WHAT IS REQUIRED: Give every line from the entries that contains "Bangladesh".

— Begin RECORDS FOR THE TASK —

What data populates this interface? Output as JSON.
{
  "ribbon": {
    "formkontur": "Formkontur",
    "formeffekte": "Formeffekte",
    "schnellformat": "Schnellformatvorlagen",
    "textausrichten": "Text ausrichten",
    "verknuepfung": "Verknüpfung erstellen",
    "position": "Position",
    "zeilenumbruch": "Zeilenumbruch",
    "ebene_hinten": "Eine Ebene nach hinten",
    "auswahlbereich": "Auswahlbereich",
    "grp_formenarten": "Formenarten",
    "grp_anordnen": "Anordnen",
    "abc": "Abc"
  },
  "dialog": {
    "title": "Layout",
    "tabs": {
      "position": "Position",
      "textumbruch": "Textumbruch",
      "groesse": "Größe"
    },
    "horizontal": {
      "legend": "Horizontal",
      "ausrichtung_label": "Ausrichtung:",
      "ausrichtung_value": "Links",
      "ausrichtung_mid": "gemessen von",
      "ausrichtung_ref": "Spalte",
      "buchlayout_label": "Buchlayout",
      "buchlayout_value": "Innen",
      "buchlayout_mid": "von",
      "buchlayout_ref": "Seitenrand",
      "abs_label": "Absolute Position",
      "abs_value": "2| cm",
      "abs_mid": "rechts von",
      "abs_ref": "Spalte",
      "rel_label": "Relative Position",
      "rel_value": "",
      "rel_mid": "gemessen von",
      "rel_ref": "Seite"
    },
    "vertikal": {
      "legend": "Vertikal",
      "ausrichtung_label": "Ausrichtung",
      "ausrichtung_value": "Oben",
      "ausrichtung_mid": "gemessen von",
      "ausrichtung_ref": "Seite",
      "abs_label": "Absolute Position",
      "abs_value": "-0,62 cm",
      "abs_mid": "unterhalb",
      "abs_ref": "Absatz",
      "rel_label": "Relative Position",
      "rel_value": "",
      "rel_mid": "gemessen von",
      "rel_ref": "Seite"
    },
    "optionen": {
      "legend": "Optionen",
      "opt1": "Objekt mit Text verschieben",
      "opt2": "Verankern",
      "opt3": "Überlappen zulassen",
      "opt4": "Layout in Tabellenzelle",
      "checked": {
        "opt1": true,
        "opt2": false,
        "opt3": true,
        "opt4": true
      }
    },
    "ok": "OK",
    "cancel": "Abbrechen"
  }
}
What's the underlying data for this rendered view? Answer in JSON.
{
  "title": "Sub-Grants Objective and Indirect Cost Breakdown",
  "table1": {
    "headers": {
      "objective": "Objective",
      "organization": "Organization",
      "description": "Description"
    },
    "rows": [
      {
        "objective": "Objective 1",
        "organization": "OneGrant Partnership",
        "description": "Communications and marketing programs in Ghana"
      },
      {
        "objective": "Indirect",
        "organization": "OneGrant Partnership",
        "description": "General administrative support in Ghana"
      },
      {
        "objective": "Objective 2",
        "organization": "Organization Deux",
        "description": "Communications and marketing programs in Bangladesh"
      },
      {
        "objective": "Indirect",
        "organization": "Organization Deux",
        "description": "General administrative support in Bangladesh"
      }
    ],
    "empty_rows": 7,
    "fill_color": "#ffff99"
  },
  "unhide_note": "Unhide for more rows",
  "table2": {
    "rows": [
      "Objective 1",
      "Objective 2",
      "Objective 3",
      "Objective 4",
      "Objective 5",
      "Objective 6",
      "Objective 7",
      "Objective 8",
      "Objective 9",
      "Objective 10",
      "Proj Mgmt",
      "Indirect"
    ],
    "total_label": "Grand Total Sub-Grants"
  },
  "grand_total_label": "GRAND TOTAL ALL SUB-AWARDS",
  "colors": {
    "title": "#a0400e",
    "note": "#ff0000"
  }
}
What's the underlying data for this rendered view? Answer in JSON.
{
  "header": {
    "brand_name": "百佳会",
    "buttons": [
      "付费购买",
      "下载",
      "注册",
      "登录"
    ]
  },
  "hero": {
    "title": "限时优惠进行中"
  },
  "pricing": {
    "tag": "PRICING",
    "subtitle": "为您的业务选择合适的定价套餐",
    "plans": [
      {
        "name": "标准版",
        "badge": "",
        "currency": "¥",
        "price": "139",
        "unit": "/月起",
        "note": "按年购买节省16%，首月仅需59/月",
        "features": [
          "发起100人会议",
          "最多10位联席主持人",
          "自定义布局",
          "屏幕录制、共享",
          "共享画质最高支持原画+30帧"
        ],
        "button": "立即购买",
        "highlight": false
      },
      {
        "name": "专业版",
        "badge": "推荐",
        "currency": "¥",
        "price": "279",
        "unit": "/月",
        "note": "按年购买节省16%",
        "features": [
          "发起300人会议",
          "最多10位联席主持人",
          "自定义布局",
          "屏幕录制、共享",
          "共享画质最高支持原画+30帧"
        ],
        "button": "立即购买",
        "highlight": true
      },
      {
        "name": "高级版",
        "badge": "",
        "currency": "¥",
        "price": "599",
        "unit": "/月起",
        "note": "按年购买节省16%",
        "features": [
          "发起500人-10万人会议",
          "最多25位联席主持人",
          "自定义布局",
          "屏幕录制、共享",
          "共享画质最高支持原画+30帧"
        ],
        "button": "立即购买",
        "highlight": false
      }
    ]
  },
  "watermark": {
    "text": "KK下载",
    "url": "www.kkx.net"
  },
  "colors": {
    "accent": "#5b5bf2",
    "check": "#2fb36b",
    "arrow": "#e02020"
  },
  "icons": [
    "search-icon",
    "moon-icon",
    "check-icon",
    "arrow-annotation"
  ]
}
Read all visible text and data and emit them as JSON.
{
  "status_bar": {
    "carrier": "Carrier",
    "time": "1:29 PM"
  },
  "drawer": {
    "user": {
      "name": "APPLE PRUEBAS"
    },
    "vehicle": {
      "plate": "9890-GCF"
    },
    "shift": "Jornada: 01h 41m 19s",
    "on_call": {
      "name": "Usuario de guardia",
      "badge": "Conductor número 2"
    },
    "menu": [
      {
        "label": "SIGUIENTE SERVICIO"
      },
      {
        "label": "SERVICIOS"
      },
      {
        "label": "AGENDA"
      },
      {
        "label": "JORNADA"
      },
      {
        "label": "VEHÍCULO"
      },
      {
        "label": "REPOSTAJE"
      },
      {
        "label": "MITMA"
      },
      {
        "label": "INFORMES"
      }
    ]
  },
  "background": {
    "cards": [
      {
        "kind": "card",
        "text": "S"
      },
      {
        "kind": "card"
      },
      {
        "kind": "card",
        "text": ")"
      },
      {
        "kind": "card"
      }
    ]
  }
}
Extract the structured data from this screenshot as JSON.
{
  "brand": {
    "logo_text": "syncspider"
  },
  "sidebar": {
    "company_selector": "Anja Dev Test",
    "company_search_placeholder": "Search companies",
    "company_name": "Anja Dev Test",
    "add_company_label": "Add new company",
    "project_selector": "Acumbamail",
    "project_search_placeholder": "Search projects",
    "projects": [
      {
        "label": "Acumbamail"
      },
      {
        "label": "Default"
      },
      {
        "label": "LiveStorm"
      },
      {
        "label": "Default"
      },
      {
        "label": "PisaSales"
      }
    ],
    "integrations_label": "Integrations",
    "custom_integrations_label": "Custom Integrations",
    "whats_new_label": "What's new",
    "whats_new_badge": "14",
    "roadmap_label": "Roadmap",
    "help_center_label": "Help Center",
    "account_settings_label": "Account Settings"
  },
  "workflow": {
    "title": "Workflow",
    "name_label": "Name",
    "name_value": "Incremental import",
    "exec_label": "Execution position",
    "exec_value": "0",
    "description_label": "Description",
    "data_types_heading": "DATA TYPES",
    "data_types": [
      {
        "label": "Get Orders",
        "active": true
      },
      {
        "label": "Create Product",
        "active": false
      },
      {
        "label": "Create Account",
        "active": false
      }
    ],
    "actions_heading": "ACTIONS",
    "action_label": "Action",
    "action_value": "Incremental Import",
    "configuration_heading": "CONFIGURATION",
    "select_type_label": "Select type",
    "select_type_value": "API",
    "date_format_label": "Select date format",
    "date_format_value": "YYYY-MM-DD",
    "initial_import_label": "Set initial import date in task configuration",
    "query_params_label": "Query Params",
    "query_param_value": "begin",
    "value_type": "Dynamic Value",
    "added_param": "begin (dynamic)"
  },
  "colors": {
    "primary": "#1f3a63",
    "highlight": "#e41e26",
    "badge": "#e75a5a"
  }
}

— End RECORDS FOR THE TASK —

EXERCISE SOLUTION:
        "description": "Communications and marketing programs in Bangladesh"
        "description": "General administrative support in Bangladesh"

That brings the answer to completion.